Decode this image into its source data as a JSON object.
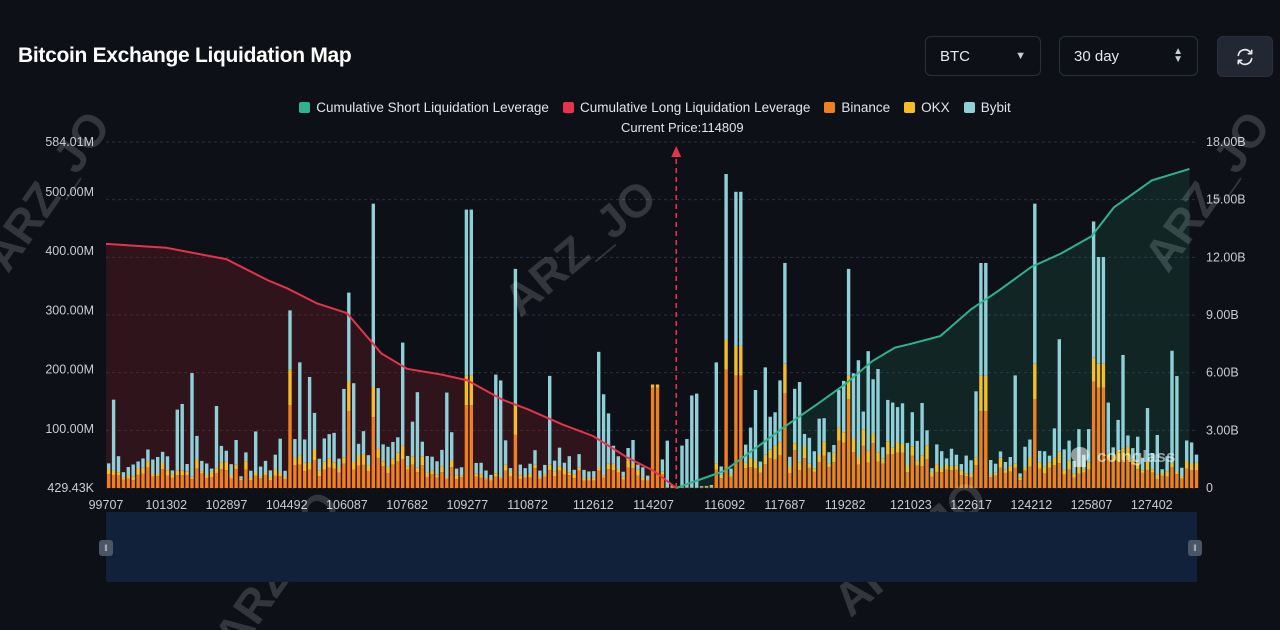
{
  "header": {
    "title": "Bitcoin Exchange Liquidation Map",
    "coin_select": "BTC",
    "period_select": "30 day"
  },
  "colors": {
    "short_cum": "#2fb38d",
    "long_cum": "#e5334b",
    "binance": "#f0801e",
    "okx": "#f5bd26",
    "bybit": "#8ecfd8",
    "background": "#0d1117"
  },
  "icons": {
    "coin_caret": "chevron-down-icon",
    "period_caret": "up-down-icon",
    "refresh": "refresh-icon",
    "zoom_handle": "drag-handle-icon",
    "coinglass": "coinglass-logo"
  },
  "current_price": {
    "label": "Current Price:114809",
    "value": 114809
  },
  "watermark": {
    "brand": "coinglass",
    "overlay": "ARZ_JO"
  },
  "chart_data": {
    "type": "bar",
    "x_tick_labels": [
      "99707",
      "101302",
      "102897",
      "104492",
      "106087",
      "107682",
      "109277",
      "110872",
      "112612",
      "114207",
      "116092",
      "117687",
      "119282",
      "121023",
      "122617",
      "124212",
      "125807",
      "127402"
    ],
    "x_range": [
      99707,
      128600
    ],
    "y_left_tick_labels": [
      "429.43K",
      "100.00M",
      "200.00M",
      "300.00M",
      "400.00M",
      "500.00M",
      "584.01M"
    ],
    "y_left_range": [
      429430,
      584010000
    ],
    "y_right_tick_labels": [
      "0",
      "3.00B",
      "6.00B",
      "9.00B",
      "12.00B",
      "15.00B",
      "18.00B"
    ],
    "y_right_range": [
      0,
      18000000000
    ],
    "grid": true,
    "legend_position": "top-center",
    "series": [
      {
        "name": "Cumulative Short Liquidation Leverage",
        "type": "area",
        "axis": "right"
      },
      {
        "name": "Cumulative Long Liquidation Leverage",
        "type": "area",
        "axis": "right"
      },
      {
        "name": "Binance",
        "type": "bar",
        "axis": "left"
      },
      {
        "name": "OKX",
        "type": "bar",
        "axis": "left"
      },
      {
        "name": "Bybit",
        "type": "bar",
        "axis": "left"
      }
    ],
    "long_cum_points": [
      [
        99707,
        12.7
      ],
      [
        101302,
        12.5
      ],
      [
        102897,
        11.9
      ],
      [
        104000,
        10.8
      ],
      [
        104492,
        10.4
      ],
      [
        105300,
        9.6
      ],
      [
        106087,
        9.1
      ],
      [
        107000,
        7.0
      ],
      [
        107682,
        6.2
      ],
      [
        108600,
        5.9
      ],
      [
        109277,
        5.6
      ],
      [
        110200,
        4.6
      ],
      [
        110872,
        4.1
      ],
      [
        111800,
        3.3
      ],
      [
        112612,
        2.7
      ],
      [
        113500,
        1.6
      ],
      [
        114207,
        0.9
      ],
      [
        114809,
        0.0
      ]
    ],
    "short_cum_points": [
      [
        114809,
        0.0
      ],
      [
        116092,
        0.9
      ],
      [
        117000,
        2.2
      ],
      [
        117687,
        3.2
      ],
      [
        118500,
        4.3
      ],
      [
        119282,
        5.4
      ],
      [
        120000,
        6.6
      ],
      [
        120600,
        7.3
      ],
      [
        121023,
        7.5
      ],
      [
        121800,
        7.9
      ],
      [
        122617,
        9.3
      ],
      [
        123300,
        10.2
      ],
      [
        124212,
        11.5
      ],
      [
        125000,
        12.2
      ],
      [
        125807,
        13.1
      ],
      [
        126400,
        14.6
      ],
      [
        127402,
        16.0
      ],
      [
        128400,
        16.6
      ]
    ],
    "bar_peaks": [
      {
        "x": 104492,
        "binance": 140,
        "okx": 200,
        "bybit": 300
      },
      {
        "x": 106087,
        "binance": 130,
        "okx": 180,
        "bybit": 330
      },
      {
        "x": 106700,
        "binance": 120,
        "okx": 170,
        "bybit": 480
      },
      {
        "x": 109277,
        "binance": 140,
        "okx": 190,
        "bybit": 470
      },
      {
        "x": 110500,
        "binance": 90,
        "okx": 140,
        "bybit": 370
      },
      {
        "x": 114207,
        "binance": 170,
        "okx": 175,
        "bybit": 175
      },
      {
        "x": 116092,
        "binance": 200,
        "okx": 250,
        "bybit": 530
      },
      {
        "x": 116400,
        "binance": 190,
        "okx": 240,
        "bybit": 500
      },
      {
        "x": 117687,
        "binance": 160,
        "okx": 210,
        "bybit": 380
      },
      {
        "x": 119282,
        "binance": 150,
        "okx": 190,
        "bybit": 370
      },
      {
        "x": 122900,
        "binance": 130,
        "okx": 190,
        "bybit": 380
      },
      {
        "x": 124212,
        "binance": 150,
        "okx": 210,
        "bybit": 480
      },
      {
        "x": 125807,
        "binance": 180,
        "okx": 220,
        "bybit": 450
      },
      {
        "x": 126000,
        "binance": 170,
        "okx": 210,
        "bybit": 390
      }
    ]
  }
}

■ ■ ■

#### Written task
Keep the pictures out of the copy and return the rest of the data above exactly.

#### Problem solution
Decode this image into its source data as a JSON object.
{
  "header": {
    "title": "Bitcoin Exchange Liquidation Map",
    "coin_select": "BTC",
    "period_select": "30 day"
  },
  "colors": {
    "short_cum": "#2fb38d",
    "long_cum": "#e5334b",
    "binance": "#f0801e",
    "okx": "#f5bd26",
    "bybit": "#8ecfd8",
    "background": "#0d1117"
  },
  "icons": {
    "coin_caret": "chevron-down-icon",
    "period_caret": "up-down-icon",
    "refresh": "refresh-icon",
    "zoom_handle": "drag-handle-icon",
    "coinglass": "coinglass-logo"
  },
  "current_price": {
    "label": "Current Price:114809",
    "value": 114809
  },
  "watermark": {
    "brand": "coinglass",
    "overlay": "ARZ_JO"
  },
  "chart_data": {
    "type": "bar",
    "x_tick_labels": [
      "99707",
      "101302",
      "102897",
      "104492",
      "106087",
      "107682",
      "109277",
      "110872",
      "112612",
      "114207",
      "116092",
      "117687",
      "119282",
      "121023",
      "122617",
      "124212",
      "125807",
      "127402"
    ],
    "x_range": [
      99707,
      128600
    ],
    "y_left_tick_labels": [
      "429.43K",
      "100.00M",
      "200.00M",
      "300.00M",
      "400.00M",
      "500.00M",
      "584.01M"
    ],
    "y_left_range": [
      429430,
      584010000
    ],
    "y_right_tick_labels": [
      "0",
      "3.00B",
      "6.00B",
      "9.00B",
      "12.00B",
      "15.00B",
      "18.00B"
    ],
    "y_right_range": [
      0,
      18000000000
    ],
    "grid": true,
    "legend_position": "top-center",
    "series": [
      {
        "name": "Cumulative Short Liquidation Leverage",
        "type": "area",
        "axis": "right"
      },
      {
        "name": "Cumulative Long Liquidation Leverage",
        "type": "area",
        "axis": "right"
      },
      {
        "name": "Binance",
        "type": "bar",
        "axis": "left"
      },
      {
        "name": "OKX",
        "type": "bar",
        "axis": "left"
      },
      {
        "name": "Bybit",
        "type": "bar",
        "axis": "left"
      }
    ],
    "long_cum_points": [
      [
        99707,
        12.7
      ],
      [
        101302,
        12.5
      ],
      [
        102897,
        11.9
      ],
      [
        104000,
        10.8
      ],
      [
        104492,
        10.4
      ],
      [
        105300,
        9.6
      ],
      [
        106087,
        9.1
      ],
      [
        107000,
        7.0
      ],
      [
        107682,
        6.2
      ],
      [
        108600,
        5.9
      ],
      [
        109277,
        5.6
      ],
      [
        110200,
        4.6
      ],
      [
        110872,
        4.1
      ],
      [
        111800,
        3.3
      ],
      [
        112612,
        2.7
      ],
      [
        113500,
        1.6
      ],
      [
        114207,
        0.9
      ],
      [
        114809,
        0.0
      ]
    ],
    "short_cum_points": [
      [
        114809,
        0.0
      ],
      [
        116092,
        0.9
      ],
      [
        117000,
        2.2
      ],
      [
        117687,
        3.2
      ],
      [
        118500,
        4.3
      ],
      [
        119282,
        5.4
      ],
      [
        120000,
        6.6
      ],
      [
        120600,
        7.3
      ],
      [
        121023,
        7.5
      ],
      [
        121800,
        7.9
      ],
      [
        122617,
        9.3
      ],
      [
        123300,
        10.2
      ],
      [
        124212,
        11.5
      ],
      [
        125000,
        12.2
      ],
      [
        125807,
        13.1
      ],
      [
        126400,
        14.6
      ],
      [
        127402,
        16.0
      ],
      [
        128400,
        16.6
      ]
    ],
    "bar_peaks": [
      {
        "x": 104492,
        "binance": 140,
        "okx": 200,
        "bybit": 300
      },
      {
        "x": 106087,
        "binance": 130,
        "okx": 180,
        "bybit": 330
      },
      {
        "x": 106700,
        "binance": 120,
        "okx": 170,
        "bybit": 480
      },
      {
        "x": 109277,
        "binance": 140,
        "okx": 190,
        "bybit": 470
      },
      {
        "x": 110500,
        "binance": 90,
        "okx": 140,
        "bybit": 370
      },
      {
        "x": 114207,
        "binance": 170,
        "okx": 175,
        "bybit": 175
      },
      {
        "x": 116092,
        "binance": 200,
        "okx": 250,
        "bybit": 530
      },
      {
        "x": 116400,
        "binance": 190,
        "okx": 240,
        "bybit": 500
      },
      {
        "x": 117687,
        "binance": 160,
        "okx": 210,
        "bybit": 380
      },
      {
        "x": 119282,
        "binance": 150,
        "okx": 190,
        "bybit": 370
      },
      {
        "x": 122900,
        "binance": 130,
        "okx": 190,
        "bybit": 380
      },
      {
        "x": 124212,
        "binance": 150,
        "okx": 210,
        "bybit": 480
      },
      {
        "x": 125807,
        "binance": 180,
        "okx": 220,
        "bybit": 450
      },
      {
        "x": 126000,
        "binance": 170,
        "okx": 210,
        "bybit": 390
      }
    ]
  }
}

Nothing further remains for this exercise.